→ Required action: Across the entries below, how many lines contain the string "University"? Give only the count.

§ §

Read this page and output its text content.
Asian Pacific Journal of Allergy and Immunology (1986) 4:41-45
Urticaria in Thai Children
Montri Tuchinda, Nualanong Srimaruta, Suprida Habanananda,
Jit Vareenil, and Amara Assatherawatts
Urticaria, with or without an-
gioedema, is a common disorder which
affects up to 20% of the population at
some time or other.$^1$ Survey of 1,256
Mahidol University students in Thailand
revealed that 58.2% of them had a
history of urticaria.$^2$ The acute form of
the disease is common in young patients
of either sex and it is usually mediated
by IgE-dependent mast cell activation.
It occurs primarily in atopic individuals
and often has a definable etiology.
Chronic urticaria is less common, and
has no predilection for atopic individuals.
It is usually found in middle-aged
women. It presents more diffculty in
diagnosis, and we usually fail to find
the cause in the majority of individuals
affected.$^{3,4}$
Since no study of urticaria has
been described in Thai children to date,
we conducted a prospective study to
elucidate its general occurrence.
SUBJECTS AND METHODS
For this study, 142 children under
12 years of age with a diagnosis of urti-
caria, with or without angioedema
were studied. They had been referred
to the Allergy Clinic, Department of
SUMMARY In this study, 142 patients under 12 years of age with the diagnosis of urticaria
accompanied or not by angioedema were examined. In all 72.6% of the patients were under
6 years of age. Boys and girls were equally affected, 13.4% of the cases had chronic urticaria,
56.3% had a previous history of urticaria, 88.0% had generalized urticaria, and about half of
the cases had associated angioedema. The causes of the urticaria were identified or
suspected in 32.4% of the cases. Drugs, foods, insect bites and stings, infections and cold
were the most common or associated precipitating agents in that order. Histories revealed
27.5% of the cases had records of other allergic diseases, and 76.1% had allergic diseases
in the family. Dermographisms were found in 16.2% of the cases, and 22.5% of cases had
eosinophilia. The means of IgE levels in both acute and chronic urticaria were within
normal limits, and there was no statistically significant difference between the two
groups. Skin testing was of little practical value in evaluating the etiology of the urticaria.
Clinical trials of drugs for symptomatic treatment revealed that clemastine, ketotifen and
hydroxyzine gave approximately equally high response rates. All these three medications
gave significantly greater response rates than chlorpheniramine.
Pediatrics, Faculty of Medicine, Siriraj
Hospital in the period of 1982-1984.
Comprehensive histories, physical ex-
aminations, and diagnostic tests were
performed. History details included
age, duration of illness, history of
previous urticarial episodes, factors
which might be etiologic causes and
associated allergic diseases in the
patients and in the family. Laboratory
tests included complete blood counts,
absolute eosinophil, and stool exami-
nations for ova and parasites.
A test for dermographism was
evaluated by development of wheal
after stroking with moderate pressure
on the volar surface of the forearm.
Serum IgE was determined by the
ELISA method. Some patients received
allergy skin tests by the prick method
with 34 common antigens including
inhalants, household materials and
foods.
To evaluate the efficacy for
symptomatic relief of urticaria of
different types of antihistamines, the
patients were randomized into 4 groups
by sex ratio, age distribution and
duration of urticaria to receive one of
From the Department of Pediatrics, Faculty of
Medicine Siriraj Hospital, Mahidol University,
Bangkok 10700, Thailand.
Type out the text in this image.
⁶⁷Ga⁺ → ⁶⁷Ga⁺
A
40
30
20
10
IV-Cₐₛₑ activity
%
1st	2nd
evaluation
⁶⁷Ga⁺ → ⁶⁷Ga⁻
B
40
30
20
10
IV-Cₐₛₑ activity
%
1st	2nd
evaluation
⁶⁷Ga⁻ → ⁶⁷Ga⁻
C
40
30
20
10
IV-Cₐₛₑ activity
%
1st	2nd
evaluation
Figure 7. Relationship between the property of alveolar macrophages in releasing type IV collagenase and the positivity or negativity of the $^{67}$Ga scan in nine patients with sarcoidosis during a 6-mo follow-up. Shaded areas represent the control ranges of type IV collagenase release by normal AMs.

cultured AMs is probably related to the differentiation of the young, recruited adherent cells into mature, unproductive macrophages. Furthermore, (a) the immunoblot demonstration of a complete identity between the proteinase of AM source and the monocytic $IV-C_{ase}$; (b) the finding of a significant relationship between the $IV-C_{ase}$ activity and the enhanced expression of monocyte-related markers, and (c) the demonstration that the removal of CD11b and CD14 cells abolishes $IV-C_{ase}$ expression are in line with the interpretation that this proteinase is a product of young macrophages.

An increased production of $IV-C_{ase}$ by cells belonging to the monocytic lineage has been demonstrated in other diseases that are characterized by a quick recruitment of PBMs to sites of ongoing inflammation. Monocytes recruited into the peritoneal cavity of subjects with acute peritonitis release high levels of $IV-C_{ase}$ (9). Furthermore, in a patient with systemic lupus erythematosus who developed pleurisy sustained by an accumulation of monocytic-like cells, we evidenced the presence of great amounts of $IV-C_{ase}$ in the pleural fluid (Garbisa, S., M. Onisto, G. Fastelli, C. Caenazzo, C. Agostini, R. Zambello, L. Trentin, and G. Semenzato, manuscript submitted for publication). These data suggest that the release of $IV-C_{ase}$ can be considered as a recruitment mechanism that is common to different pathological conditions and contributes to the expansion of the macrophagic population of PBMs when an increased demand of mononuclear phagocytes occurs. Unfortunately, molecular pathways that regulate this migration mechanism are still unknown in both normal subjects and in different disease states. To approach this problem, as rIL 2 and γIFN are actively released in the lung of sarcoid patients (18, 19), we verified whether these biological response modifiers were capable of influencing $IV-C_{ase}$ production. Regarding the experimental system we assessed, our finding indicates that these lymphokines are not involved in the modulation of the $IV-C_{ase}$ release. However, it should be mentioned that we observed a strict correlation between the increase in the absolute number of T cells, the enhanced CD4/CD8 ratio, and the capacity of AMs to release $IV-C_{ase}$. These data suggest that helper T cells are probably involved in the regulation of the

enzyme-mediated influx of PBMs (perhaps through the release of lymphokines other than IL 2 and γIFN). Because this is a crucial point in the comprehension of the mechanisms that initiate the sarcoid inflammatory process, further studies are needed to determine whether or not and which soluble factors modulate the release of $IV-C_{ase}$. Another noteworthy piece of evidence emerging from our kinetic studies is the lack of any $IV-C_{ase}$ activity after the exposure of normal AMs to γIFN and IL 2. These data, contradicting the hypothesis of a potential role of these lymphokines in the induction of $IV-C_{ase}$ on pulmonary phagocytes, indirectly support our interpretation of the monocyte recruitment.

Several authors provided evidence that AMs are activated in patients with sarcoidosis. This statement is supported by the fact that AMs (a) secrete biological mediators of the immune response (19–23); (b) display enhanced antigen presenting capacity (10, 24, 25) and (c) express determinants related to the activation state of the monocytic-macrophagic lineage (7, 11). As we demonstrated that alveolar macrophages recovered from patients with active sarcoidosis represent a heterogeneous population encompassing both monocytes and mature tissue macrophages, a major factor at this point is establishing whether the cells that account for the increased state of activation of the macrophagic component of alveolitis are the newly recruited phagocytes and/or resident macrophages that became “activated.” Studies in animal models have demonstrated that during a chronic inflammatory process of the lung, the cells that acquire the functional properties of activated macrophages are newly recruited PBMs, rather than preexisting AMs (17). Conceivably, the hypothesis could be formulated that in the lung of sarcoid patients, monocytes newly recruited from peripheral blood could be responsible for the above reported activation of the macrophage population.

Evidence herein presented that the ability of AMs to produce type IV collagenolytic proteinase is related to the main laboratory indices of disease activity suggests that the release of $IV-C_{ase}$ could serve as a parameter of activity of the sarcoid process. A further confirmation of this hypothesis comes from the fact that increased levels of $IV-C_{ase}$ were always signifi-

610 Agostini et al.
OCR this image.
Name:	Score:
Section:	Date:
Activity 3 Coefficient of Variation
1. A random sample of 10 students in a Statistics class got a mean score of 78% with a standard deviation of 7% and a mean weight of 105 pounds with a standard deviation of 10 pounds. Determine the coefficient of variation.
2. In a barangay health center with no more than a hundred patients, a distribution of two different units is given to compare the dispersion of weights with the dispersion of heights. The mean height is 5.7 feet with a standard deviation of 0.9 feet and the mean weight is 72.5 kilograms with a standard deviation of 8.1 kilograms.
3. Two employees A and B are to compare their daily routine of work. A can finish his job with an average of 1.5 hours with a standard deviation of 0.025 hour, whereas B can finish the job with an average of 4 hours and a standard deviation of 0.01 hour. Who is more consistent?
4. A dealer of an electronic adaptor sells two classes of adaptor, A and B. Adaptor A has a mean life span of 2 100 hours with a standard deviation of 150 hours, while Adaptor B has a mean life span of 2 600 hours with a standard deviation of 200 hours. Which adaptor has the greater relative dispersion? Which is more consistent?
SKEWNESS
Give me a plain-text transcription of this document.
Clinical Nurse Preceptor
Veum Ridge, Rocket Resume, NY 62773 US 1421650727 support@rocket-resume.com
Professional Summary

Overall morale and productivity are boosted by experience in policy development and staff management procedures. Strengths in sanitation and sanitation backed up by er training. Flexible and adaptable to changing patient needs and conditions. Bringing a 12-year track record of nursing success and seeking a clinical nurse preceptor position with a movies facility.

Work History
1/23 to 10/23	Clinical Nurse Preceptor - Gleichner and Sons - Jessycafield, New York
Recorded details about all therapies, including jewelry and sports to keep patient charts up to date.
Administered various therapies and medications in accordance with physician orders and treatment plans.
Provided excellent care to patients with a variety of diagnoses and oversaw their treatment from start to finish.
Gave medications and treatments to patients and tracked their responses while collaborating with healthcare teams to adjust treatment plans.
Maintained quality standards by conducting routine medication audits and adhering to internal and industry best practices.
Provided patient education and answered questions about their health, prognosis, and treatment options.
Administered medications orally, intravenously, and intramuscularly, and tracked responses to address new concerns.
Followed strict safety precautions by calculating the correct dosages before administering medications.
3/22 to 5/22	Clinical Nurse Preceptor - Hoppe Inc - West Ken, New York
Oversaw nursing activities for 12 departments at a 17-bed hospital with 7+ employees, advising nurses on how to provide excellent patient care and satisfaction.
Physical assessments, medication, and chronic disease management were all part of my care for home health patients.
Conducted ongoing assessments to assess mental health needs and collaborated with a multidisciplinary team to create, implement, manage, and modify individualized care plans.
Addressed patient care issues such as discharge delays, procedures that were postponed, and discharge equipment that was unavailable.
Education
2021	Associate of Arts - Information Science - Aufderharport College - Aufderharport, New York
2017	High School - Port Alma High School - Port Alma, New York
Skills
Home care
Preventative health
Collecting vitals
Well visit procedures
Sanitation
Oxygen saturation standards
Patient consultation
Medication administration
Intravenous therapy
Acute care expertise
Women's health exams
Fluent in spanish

§ §

→ Response below: 2